---------- Record excerpts

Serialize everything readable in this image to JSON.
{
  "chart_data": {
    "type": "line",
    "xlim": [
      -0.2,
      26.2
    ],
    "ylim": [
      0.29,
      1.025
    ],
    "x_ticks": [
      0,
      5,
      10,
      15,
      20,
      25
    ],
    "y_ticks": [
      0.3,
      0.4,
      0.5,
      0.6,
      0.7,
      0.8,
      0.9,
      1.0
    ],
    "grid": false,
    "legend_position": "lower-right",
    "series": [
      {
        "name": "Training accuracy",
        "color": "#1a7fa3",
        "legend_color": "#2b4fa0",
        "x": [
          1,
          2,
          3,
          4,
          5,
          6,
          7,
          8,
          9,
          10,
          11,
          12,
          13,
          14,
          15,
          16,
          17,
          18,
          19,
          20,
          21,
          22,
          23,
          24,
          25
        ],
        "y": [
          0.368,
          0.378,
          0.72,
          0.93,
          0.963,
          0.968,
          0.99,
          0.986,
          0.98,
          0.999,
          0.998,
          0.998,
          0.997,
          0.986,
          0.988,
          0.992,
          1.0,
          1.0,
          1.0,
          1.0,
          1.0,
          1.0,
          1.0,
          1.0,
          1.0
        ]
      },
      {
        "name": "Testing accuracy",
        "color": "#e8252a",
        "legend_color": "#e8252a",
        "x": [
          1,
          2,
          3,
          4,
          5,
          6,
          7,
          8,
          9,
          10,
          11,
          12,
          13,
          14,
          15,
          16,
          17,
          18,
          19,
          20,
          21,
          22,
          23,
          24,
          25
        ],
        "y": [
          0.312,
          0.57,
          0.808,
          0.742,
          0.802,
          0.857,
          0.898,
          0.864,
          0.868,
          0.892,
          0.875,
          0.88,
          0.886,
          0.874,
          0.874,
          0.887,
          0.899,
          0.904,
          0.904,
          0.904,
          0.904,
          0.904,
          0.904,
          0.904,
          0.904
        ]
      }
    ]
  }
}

--------------------
---------- Record excerpts

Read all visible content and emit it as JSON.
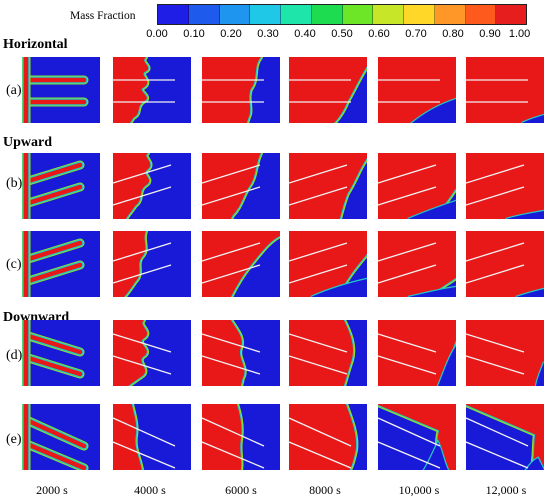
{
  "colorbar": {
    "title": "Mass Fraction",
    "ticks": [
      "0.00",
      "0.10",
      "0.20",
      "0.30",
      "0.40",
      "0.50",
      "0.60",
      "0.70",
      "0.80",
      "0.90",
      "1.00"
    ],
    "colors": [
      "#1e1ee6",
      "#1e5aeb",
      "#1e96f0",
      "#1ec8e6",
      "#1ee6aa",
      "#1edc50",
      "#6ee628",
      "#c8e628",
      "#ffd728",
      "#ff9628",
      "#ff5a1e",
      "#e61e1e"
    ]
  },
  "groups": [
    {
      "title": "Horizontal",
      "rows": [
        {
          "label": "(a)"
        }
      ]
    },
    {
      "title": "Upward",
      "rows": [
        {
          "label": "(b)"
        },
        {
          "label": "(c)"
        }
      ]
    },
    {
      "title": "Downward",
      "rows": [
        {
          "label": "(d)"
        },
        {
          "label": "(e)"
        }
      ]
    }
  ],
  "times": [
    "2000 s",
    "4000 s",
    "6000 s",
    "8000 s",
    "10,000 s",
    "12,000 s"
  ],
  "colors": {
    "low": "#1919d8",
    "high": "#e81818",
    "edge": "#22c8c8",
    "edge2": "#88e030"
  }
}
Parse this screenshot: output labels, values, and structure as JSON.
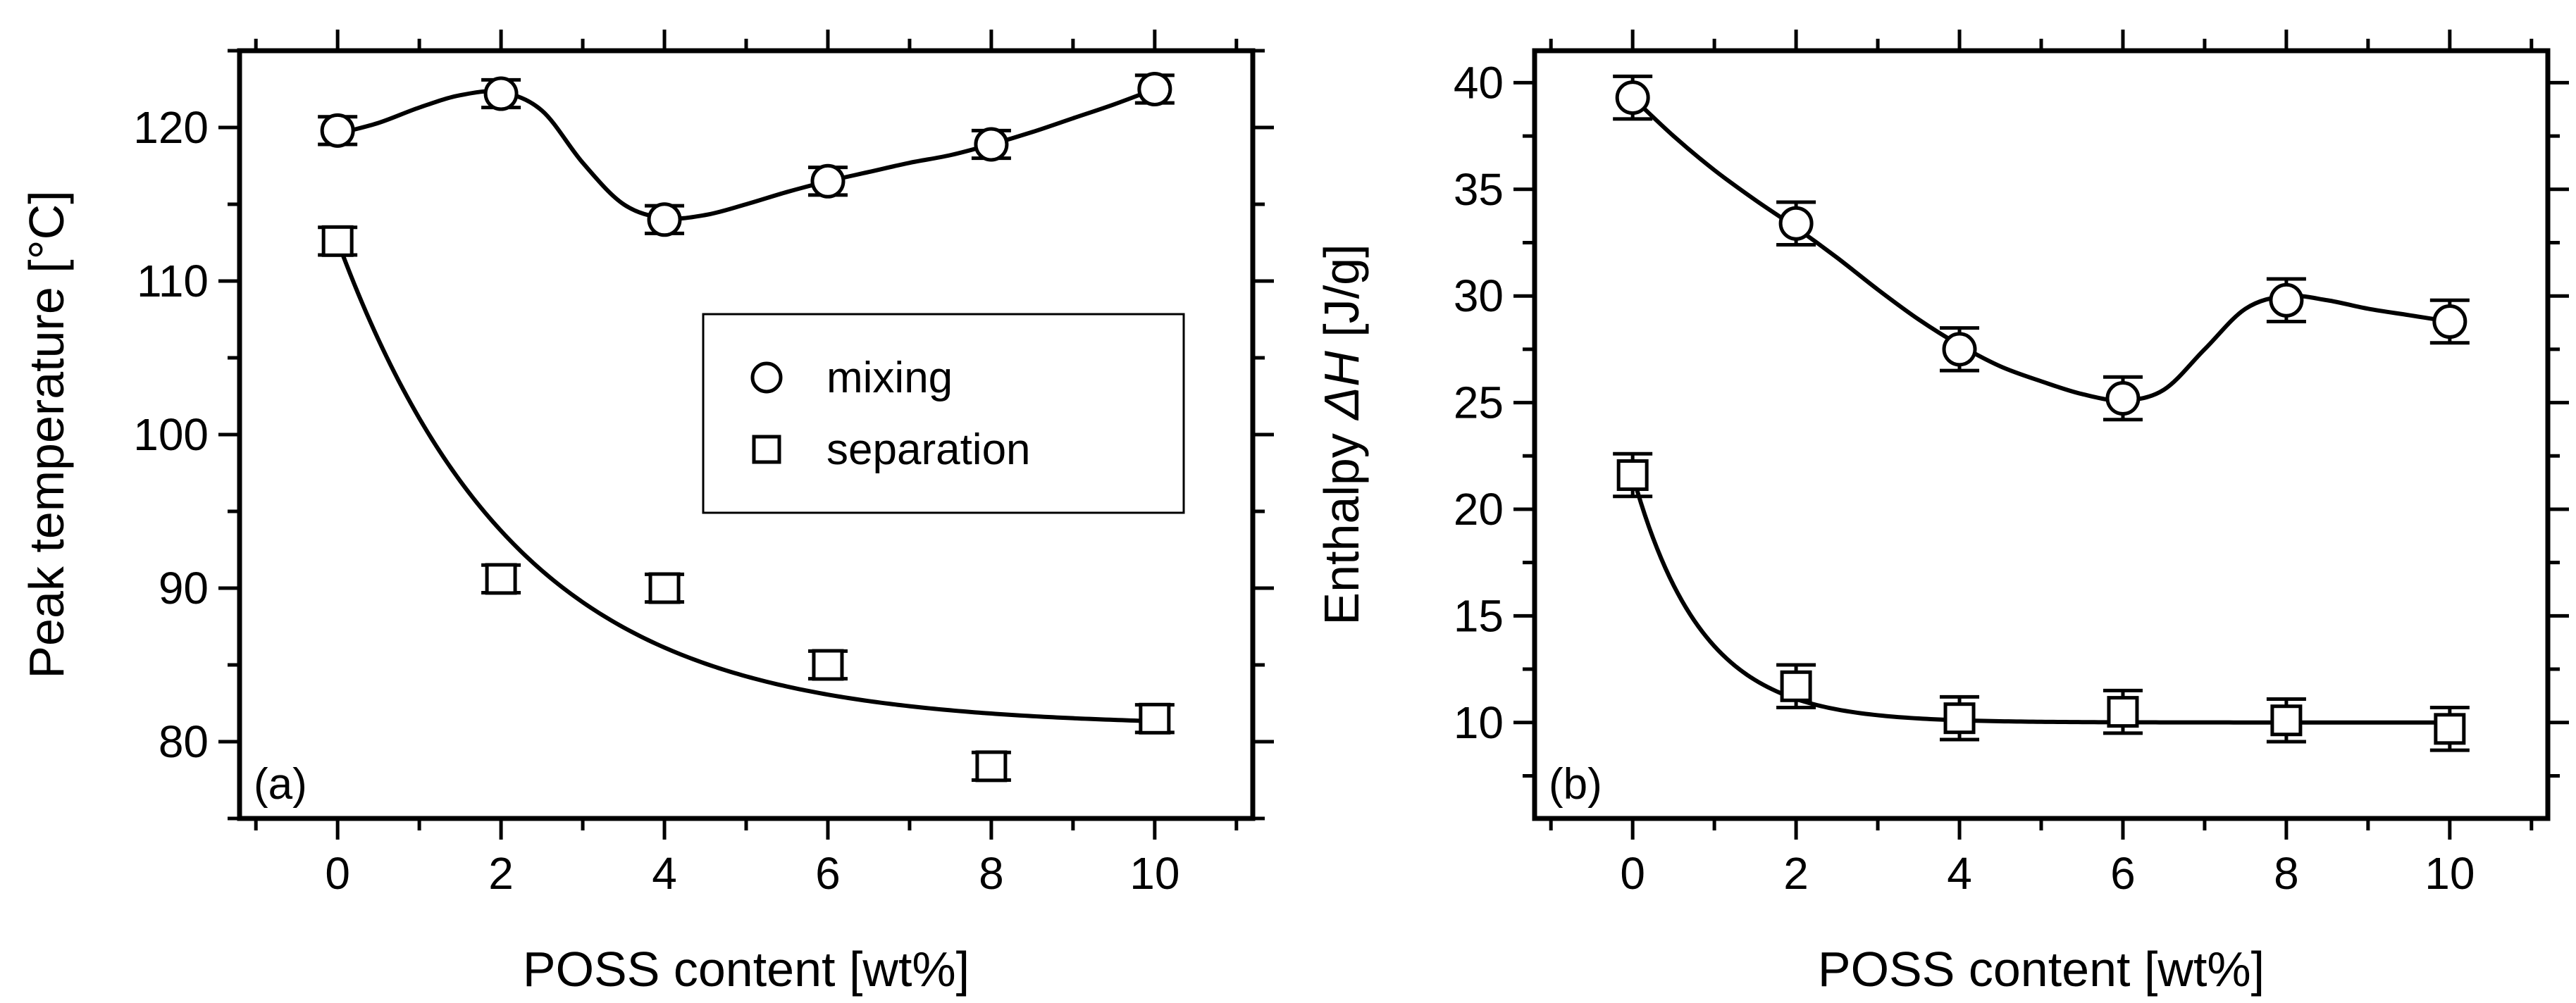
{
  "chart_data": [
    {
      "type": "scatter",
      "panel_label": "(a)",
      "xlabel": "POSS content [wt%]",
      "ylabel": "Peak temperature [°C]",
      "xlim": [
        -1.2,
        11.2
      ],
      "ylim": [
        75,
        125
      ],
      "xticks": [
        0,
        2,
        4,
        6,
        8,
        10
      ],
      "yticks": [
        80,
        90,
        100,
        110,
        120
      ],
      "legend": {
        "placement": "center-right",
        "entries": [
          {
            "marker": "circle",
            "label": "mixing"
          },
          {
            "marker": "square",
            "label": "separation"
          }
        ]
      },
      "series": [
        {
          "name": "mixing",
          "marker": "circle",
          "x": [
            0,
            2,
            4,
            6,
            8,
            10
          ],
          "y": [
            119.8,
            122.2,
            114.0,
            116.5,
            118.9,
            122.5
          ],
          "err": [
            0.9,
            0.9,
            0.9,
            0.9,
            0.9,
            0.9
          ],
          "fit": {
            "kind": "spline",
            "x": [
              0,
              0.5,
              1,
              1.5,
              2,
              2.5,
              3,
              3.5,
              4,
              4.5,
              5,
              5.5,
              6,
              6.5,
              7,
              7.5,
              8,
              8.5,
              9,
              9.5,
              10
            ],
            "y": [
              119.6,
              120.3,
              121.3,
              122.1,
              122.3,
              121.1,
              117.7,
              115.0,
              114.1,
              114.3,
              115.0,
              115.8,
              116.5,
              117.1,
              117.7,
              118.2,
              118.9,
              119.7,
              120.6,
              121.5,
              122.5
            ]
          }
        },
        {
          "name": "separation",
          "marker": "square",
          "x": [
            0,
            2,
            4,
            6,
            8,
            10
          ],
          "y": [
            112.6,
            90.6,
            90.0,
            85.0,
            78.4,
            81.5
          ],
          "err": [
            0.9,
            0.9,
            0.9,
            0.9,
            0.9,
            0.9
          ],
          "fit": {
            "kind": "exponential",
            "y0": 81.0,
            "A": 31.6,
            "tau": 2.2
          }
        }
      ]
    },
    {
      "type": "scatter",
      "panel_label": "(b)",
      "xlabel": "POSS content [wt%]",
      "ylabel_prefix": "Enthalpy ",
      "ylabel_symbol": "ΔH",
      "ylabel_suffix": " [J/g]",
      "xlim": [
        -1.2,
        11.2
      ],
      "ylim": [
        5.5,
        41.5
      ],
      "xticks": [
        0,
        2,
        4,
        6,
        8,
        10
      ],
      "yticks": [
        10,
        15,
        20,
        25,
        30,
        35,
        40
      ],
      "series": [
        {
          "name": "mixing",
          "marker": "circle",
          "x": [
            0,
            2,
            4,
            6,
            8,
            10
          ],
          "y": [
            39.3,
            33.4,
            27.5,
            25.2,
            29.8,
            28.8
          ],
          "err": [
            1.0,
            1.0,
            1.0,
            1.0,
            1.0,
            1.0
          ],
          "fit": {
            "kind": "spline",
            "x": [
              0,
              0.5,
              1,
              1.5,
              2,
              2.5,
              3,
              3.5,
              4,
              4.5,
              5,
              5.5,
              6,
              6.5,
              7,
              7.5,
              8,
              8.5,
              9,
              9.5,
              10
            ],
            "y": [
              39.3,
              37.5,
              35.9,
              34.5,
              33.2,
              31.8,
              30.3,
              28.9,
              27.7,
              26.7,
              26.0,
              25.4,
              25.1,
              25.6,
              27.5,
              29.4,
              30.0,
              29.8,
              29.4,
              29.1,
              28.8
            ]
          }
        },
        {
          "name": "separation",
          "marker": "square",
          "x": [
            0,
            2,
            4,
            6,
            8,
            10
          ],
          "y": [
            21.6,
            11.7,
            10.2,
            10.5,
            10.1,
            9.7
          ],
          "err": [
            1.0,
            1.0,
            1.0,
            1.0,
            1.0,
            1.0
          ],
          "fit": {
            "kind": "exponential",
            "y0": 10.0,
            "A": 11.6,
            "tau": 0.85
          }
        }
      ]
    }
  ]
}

--------------------

- Work to complete -
Copy out each line of the data containing the string "title".

- Response to the exercise -
    "title": "Mass Fraction",
      "title": "Horizontal",
      "title": "Upward",
      "title": "Downward",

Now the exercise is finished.